**WHAT YOU SHOULD DO**
Print each line of the listing once more, precisely as given.

[Excerpts from a figure dataset]
*****
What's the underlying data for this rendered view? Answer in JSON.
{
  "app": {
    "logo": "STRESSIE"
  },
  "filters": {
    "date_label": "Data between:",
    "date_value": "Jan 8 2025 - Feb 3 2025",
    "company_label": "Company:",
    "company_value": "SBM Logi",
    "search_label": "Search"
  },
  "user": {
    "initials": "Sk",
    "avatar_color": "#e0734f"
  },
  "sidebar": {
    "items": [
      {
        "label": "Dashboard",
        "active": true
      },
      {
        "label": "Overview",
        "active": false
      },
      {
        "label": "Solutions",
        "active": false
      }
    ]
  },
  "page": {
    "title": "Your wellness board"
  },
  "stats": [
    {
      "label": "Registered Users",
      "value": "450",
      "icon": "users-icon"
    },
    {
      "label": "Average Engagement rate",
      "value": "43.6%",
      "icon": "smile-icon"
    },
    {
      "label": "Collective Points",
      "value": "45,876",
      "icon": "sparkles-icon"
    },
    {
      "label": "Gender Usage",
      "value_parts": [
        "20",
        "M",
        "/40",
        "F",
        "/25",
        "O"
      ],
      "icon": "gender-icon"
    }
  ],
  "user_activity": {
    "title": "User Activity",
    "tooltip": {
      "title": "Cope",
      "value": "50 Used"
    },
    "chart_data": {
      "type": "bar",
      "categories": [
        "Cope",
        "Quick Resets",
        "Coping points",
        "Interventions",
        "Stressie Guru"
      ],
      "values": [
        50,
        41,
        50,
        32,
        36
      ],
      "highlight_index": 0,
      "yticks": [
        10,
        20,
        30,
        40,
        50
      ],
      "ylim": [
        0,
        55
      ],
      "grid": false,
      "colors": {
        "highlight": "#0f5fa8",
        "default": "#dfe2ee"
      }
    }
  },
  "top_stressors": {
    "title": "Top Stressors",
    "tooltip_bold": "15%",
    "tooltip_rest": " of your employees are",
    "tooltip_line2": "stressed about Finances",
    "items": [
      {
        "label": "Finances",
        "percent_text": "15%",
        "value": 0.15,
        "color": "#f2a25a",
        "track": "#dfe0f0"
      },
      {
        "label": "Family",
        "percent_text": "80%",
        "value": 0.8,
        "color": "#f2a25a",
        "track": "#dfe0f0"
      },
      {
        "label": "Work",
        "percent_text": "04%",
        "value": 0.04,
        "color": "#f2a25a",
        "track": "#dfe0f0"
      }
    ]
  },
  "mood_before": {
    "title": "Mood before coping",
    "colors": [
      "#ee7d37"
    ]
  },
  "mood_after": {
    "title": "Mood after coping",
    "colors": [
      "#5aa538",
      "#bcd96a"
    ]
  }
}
*****
**ANSWER**
What's the underlying data for this rendered view? Answer in JSON.
{
  "app": {
    "logo": "STRESSIE"
  },
  "filters": {
    "date_label": "Data between:",
    "date_value": "Jan 8 2025 - Feb 3 2025",
    "company_label": "Company:",
    "company_value": "SBM Logi",
    "search_label": "Search"
  },
  "user": {
    "initials": "Sk",
    "avatar_color": "#e0734f"
  },
  "sidebar": {
    "items": [
      {
        "label": "Dashboard",
        "active": true
      },
      {
        "label": "Overview",
        "active": false
      },
      {
        "label": "Solutions",
        "active": false
      }
    ]
  },
  "page": {
    "title": "Your wellness board"
  },
  "stats": [
    {
      "label": "Registered Users",
      "value": "450",
      "icon": "users-icon"
    },
    {
      "label": "Average Engagement rate",
      "value": "43.6%",
      "icon": "smile-icon"
    },
    {
      "label": "Collective Points",
      "value": "45,876",
      "icon": "sparkles-icon"
    },
    {
      "label": "Gender Usage",
      "value_parts": [
        "20",
        "M",
        "/40",
        "F",
        "/25",
        "O"
      ],
      "icon": "gender-icon"
    }
  ],
  "user_activity": {
    "title": "User Activity",
    "tooltip": {
      "title": "Cope",
      "value": "50 Used"
    },
    "chart_data": {
      "type": "bar",
      "categories": [
        "Cope",
        "Quick Resets",
        "Coping points",
        "Interventions",
        "Stressie Guru"
      ],
      "values": [
        50,
        41,
        50,
        32,
        36
      ],
      "highlight_index": 0,
      "yticks": [
        10,
        20,
        30,
        40,
        50
      ],
      "ylim": [
        0,
        55
      ],
      "grid": false,
      "colors": {
        "highlight": "#0f5fa8",
        "default": "#dfe2ee"
      }
    }
  },
  "top_stressors": {
    "title": "Top Stressors",
    "tooltip_bold": "15%",
    "tooltip_rest": " of your employees are",
    "tooltip_line2": "stressed about Finances",
    "items": [
      {
        "label": "Finances",
        "percent_text": "15%",
        "value": 0.15,
        "color": "#f2a25a",
        "track": "#dfe0f0"
      },
      {
        "label": "Family",
        "percent_text": "80%",
        "value": 0.8,
        "color": "#f2a25a",
        "track": "#dfe0f0"
      },
      {
        "label": "Work",
        "percent_text": "04%",
        "value": 0.04,
        "color": "#f2a25a",
        "track": "#dfe0f0"
      }
    ]
  },
  "mood_before": {
    "title": "Mood before coping",
    "colors": [
      "#ee7d37"
    ]
  },
  "mood_after": {
    "title": "Mood after coping",
    "colors": [
      "#5aa538",
      "#bcd96a"
    ]
  }
}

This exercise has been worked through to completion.